■ What the task asks
Copy the records that follow exactly as written, but not their pictures.

■ Dataset content
⟨
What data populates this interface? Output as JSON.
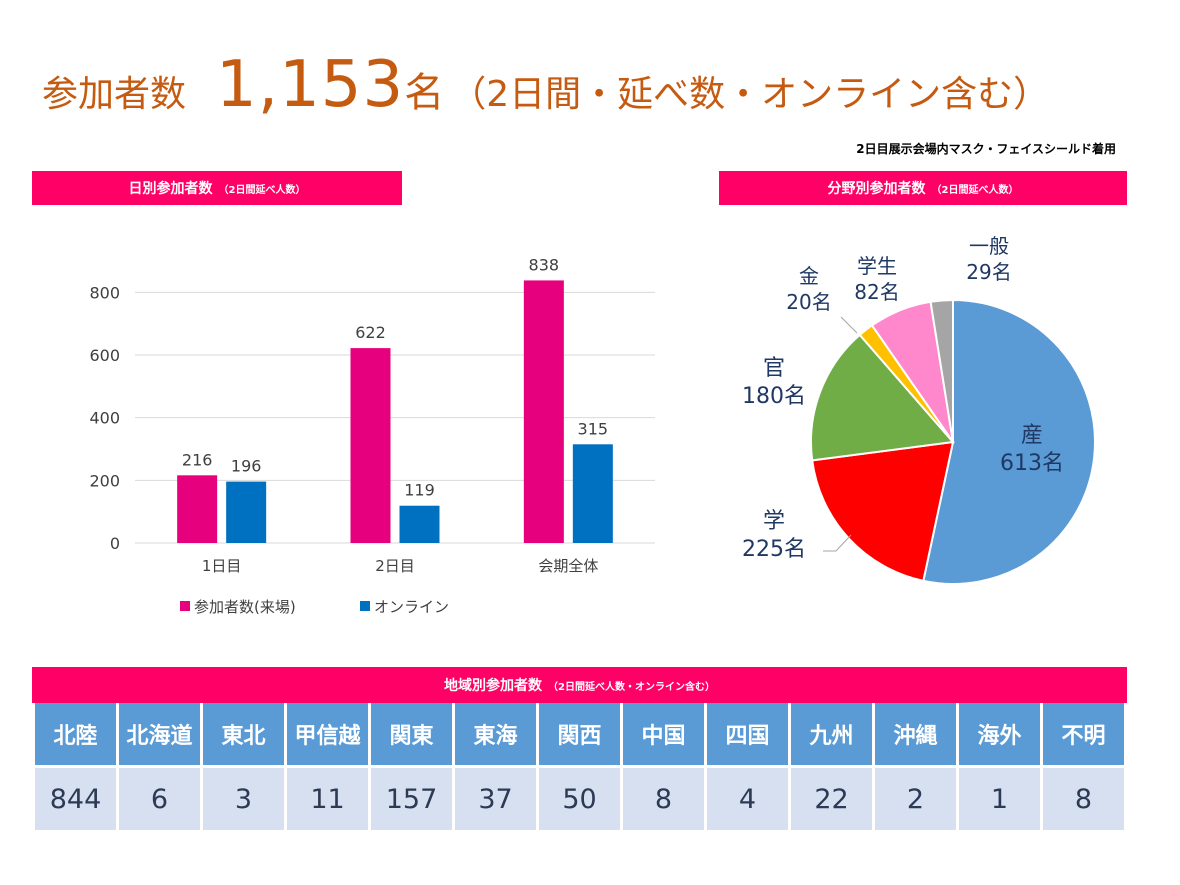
{
  "headline": {
    "label": "参加者数",
    "total": "1,153",
    "unit": "名",
    "note": "（2日間・延べ数・オンライン含む）"
  },
  "mask_note": "2日目展示会場内マスク・フェイスシールド着用",
  "daily_section": {
    "title": "日別参加者数",
    "subtitle": "（2日間延べ人数）"
  },
  "field_section": {
    "title": "分野別参加者数",
    "subtitle": "（2日間延べ人数）"
  },
  "region_section": {
    "title": "地域別参加者数",
    "subtitle": "（2日間延べ人数・オンライン含む）"
  },
  "colors": {
    "accent_band": "#ff0066",
    "headline": "#c55a11",
    "table_header": "#5b9bd5",
    "table_cell": "#d6e0f0"
  },
  "chart_data": [
    {
      "type": "bar",
      "categories": [
        "1日目",
        "2日目",
        "会期全体"
      ],
      "series": [
        {
          "name": "参加者数(来場)",
          "color": "#e6007e",
          "values": [
            216,
            622,
            838
          ]
        },
        {
          "name": "オンライン",
          "color": "#0070c0",
          "values": [
            196,
            119,
            315
          ]
        }
      ],
      "yticks": [
        "0",
        "200",
        "400",
        "600",
        "800"
      ],
      "ylim": [
        0,
        900
      ],
      "grid": true,
      "legend": "bottom"
    },
    {
      "type": "pie",
      "unit": "名",
      "slices": [
        {
          "label": "産",
          "value": 613,
          "value_label": "613名",
          "color": "#5b9bd5"
        },
        {
          "label": "学",
          "value": 225,
          "value_label": "225名",
          "color": "#ff0000"
        },
        {
          "label": "官",
          "value": 180,
          "value_label": "180名",
          "color": "#70ad47"
        },
        {
          "label": "金",
          "value": 20,
          "value_label": "20名",
          "color": "#ffc000"
        },
        {
          "label": "学生",
          "value": 82,
          "value_label": "82名",
          "color": "#ff88cc"
        },
        {
          "label": "一般",
          "value": 29,
          "value_label": "29名",
          "color": "#a5a5a5"
        }
      ]
    },
    {
      "type": "table",
      "columns": [
        "北陸",
        "北海道",
        "東北",
        "甲信越",
        "関東",
        "東海",
        "関西",
        "中国",
        "四国",
        "九州",
        "沖縄",
        "海外",
        "不明"
      ],
      "values": [
        "844",
        "6",
        "3",
        "11",
        "157",
        "37",
        "50",
        "8",
        "4",
        "22",
        "2",
        "1",
        "8"
      ]
    }
  ]
}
⟩
■ Answer for this exercise
What data populates this interface? Output as JSON.
{
  "headline": {
    "label": "参加者数",
    "total": "1,153",
    "unit": "名",
    "note": "（2日間・延べ数・オンライン含む）"
  },
  "mask_note": "2日目展示会場内マスク・フェイスシールド着用",
  "daily_section": {
    "title": "日別参加者数",
    "subtitle": "（2日間延べ人数）"
  },
  "field_section": {
    "title": "分野別参加者数",
    "subtitle": "（2日間延べ人数）"
  },
  "region_section": {
    "title": "地域別参加者数",
    "subtitle": "（2日間延べ人数・オンライン含む）"
  },
  "colors": {
    "accent_band": "#ff0066",
    "headline": "#c55a11",
    "table_header": "#5b9bd5",
    "table_cell": "#d6e0f0"
  },
  "chart_data": [
    {
      "type": "bar",
      "categories": [
        "1日目",
        "2日目",
        "会期全体"
      ],
      "series": [
        {
          "name": "参加者数(来場)",
          "color": "#e6007e",
          "values": [
            216,
            622,
            838
          ]
        },
        {
          "name": "オンライン",
          "color": "#0070c0",
          "values": [
            196,
            119,
            315
          ]
        }
      ],
      "yticks": [
        "0",
        "200",
        "400",
        "600",
        "800"
      ],
      "ylim": [
        0,
        900
      ],
      "grid": true,
      "legend": "bottom"
    },
    {
      "type": "pie",
      "unit": "名",
      "slices": [
        {
          "label": "産",
          "value": 613,
          "value_label": "613名",
          "color": "#5b9bd5"
        },
        {
          "label": "学",
          "value": 225,
          "value_label": "225名",
          "color": "#ff0000"
        },
        {
          "label": "官",
          "value": 180,
          "value_label": "180名",
          "color": "#70ad47"
        },
        {
          "label": "金",
          "value": 20,
          "value_label": "20名",
          "color": "#ffc000"
        },
        {
          "label": "学生",
          "value": 82,
          "value_label": "82名",
          "color": "#ff88cc"
        },
        {
          "label": "一般",
          "value": 29,
          "value_label": "29名",
          "color": "#a5a5a5"
        }
      ]
    },
    {
      "type": "table",
      "columns": [
        "北陸",
        "北海道",
        "東北",
        "甲信越",
        "関東",
        "東海",
        "関西",
        "中国",
        "四国",
        "九州",
        "沖縄",
        "海外",
        "不明"
      ],
      "values": [
        "844",
        "6",
        "3",
        "11",
        "157",
        "37",
        "50",
        "8",
        "4",
        "22",
        "2",
        "1",
        "8"
      ]
    }
  ]
}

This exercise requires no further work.